• [Do this]: Pictures in the data below are not part of the copy; transcribe everything else exactly.

• [Input]:
• • • • • • •
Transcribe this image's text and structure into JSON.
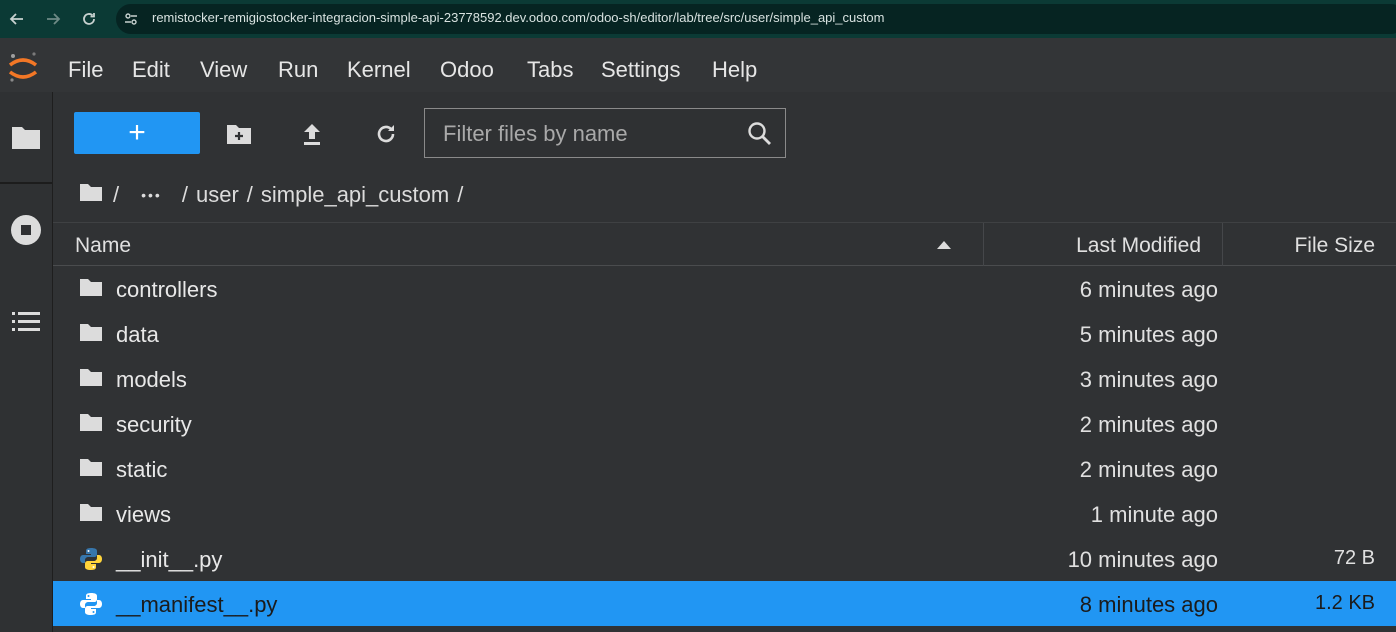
{
  "browser": {
    "url": "remistocker-remigiostocker-integracion-simple-api-23778592.dev.odoo.com/odoo-sh/editor/lab/tree/src/user/simple_api_custom",
    "back_icon": "arrow-left-icon",
    "forward_icon": "arrow-right-icon",
    "reload_icon": "reload-icon",
    "site_info_icon": "tune-icon"
  },
  "menu": {
    "items": [
      "File",
      "Edit",
      "View",
      "Run",
      "Kernel",
      "Odoo",
      "Tabs",
      "Settings",
      "Help"
    ]
  },
  "toolbar": {
    "new_label": "+",
    "filter_placeholder": "Filter files by name"
  },
  "breadcrumb": {
    "sep": "/",
    "ellipsis": "•••",
    "parts": [
      "user",
      "simple_api_custom"
    ]
  },
  "columns": {
    "name": "Name",
    "last_modified": "Last Modified",
    "file_size": "File Size"
  },
  "files": [
    {
      "name": "controllers",
      "type": "folder",
      "modified": "6 minutes ago",
      "size": ""
    },
    {
      "name": "data",
      "type": "folder",
      "modified": "5 minutes ago",
      "size": ""
    },
    {
      "name": "models",
      "type": "folder",
      "modified": "3 minutes ago",
      "size": ""
    },
    {
      "name": "security",
      "type": "folder",
      "modified": "2 minutes ago",
      "size": ""
    },
    {
      "name": "static",
      "type": "folder",
      "modified": "2 minutes ago",
      "size": ""
    },
    {
      "name": "views",
      "type": "folder",
      "modified": "1 minute ago",
      "size": ""
    },
    {
      "name": "__init__.py",
      "type": "python",
      "modified": "10 minutes ago",
      "size": "72 B"
    },
    {
      "name": "__manifest__.py",
      "type": "python",
      "modified": "8 minutes ago",
      "size": "1.2 KB",
      "selected": true
    }
  ],
  "colors": {
    "accent": "#2196f3",
    "panel": "#303234",
    "browser_bar": "#0b3a35",
    "jupyter_orange": "#f37726"
  }
}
• • • • • • •
• [Result for this exercise]:
Transcribe this image's text and structure into JSON.
{
  "browser": {
    "url": "remistocker-remigiostocker-integracion-simple-api-23778592.dev.odoo.com/odoo-sh/editor/lab/tree/src/user/simple_api_custom",
    "back_icon": "arrow-left-icon",
    "forward_icon": "arrow-right-icon",
    "reload_icon": "reload-icon",
    "site_info_icon": "tune-icon"
  },
  "menu": {
    "items": [
      "File",
      "Edit",
      "View",
      "Run",
      "Kernel",
      "Odoo",
      "Tabs",
      "Settings",
      "Help"
    ]
  },
  "toolbar": {
    "new_label": "+",
    "filter_placeholder": "Filter files by name"
  },
  "breadcrumb": {
    "sep": "/",
    "ellipsis": "•••",
    "parts": [
      "user",
      "simple_api_custom"
    ]
  },
  "columns": {
    "name": "Name",
    "last_modified": "Last Modified",
    "file_size": "File Size"
  },
  "files": [
    {
      "name": "controllers",
      "type": "folder",
      "modified": "6 minutes ago",
      "size": ""
    },
    {
      "name": "data",
      "type": "folder",
      "modified": "5 minutes ago",
      "size": ""
    },
    {
      "name": "models",
      "type": "folder",
      "modified": "3 minutes ago",
      "size": ""
    },
    {
      "name": "security",
      "type": "folder",
      "modified": "2 minutes ago",
      "size": ""
    },
    {
      "name": "static",
      "type": "folder",
      "modified": "2 minutes ago",
      "size": ""
    },
    {
      "name": "views",
      "type": "folder",
      "modified": "1 minute ago",
      "size": ""
    },
    {
      "name": "__init__.py",
      "type": "python",
      "modified": "10 minutes ago",
      "size": "72 B"
    },
    {
      "name": "__manifest__.py",
      "type": "python",
      "modified": "8 minutes ago",
      "size": "1.2 KB",
      "selected": true
    }
  ],
  "colors": {
    "accent": "#2196f3",
    "panel": "#303234",
    "browser_bar": "#0b3a35",
    "jupyter_orange": "#f37726"
  }
}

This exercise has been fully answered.